__Task directions__
Print the line containing "Type out the text in this image." and each line after it through the end, please, with nothing added.

__Provided data__
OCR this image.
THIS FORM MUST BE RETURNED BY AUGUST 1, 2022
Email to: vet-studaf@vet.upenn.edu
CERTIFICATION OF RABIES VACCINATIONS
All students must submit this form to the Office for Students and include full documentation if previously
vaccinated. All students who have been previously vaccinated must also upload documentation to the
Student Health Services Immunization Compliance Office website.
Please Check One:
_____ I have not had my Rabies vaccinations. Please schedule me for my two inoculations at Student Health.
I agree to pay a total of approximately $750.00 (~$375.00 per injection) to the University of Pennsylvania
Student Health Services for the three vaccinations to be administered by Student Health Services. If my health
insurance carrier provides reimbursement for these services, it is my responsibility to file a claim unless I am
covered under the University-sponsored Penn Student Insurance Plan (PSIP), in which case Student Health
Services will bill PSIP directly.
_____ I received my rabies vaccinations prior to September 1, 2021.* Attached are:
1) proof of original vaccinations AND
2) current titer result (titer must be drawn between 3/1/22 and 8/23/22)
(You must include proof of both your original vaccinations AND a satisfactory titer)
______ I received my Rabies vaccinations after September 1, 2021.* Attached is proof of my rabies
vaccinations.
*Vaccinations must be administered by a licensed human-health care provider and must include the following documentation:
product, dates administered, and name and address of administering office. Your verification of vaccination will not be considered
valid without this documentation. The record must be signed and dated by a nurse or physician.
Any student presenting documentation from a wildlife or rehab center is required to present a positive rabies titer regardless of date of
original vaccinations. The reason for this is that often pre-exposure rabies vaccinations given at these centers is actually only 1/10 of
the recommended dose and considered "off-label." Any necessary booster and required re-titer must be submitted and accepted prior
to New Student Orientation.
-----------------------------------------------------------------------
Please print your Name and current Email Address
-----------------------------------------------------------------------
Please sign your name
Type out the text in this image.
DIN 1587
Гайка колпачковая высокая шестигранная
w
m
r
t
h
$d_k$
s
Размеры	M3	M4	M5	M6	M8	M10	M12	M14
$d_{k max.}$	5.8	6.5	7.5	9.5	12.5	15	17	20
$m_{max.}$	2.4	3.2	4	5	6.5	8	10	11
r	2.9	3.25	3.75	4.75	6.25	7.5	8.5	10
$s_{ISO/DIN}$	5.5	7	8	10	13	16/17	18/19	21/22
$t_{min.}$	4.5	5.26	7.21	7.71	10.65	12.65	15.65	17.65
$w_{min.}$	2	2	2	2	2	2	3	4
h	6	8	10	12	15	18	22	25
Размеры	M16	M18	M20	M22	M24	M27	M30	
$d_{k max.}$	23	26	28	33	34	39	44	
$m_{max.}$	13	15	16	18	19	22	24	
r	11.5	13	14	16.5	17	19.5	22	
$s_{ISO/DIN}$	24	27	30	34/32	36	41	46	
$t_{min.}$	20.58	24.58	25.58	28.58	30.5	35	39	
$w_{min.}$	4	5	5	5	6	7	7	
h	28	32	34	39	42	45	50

__Solved exercise__
Type out the text in this image.
DIN 1587
Гайка колпачковая высокая шестигранная
w
m
r
t
h
$d_k$
s
Размеры	M3	M4	M5	M6	M8	M10	M12	M14
$d_{k max.}$	5.8	6.5	7.5	9.5	12.5	15	17	20
$m_{max.}$	2.4	3.2	4	5	6.5	8	10	11
r	2.9	3.25	3.75	4.75	6.25	7.5	8.5	10
$s_{ISO/DIN}$	5.5	7	8	10	13	16/17	18/19	21/22
$t_{min.}$	4.5	5.26	7.21	7.71	10.65	12.65	15.65	17.65
$w_{min.}$	2	2	2	2	2	2	3	4
h	6	8	10	12	15	18	22	25
Размеры	M16	M18	M20	M22	M24	M27	M30	
$d_{k max.}$	23	26	28	33	34	39	44	
$m_{max.}$	13	15	16	18	19	22	24	
r	11.5	13	14	16.5	17	19.5	22	
$s_{ISO/DIN}$	24	27	30	34/32	36	41	46	
$t_{min.}$	20.58	24.58	25.58	28.58	30.5	35	39	
$w_{min.}$	4	5	5	5	6	7	7	
h	28	32	34	39	42	45	50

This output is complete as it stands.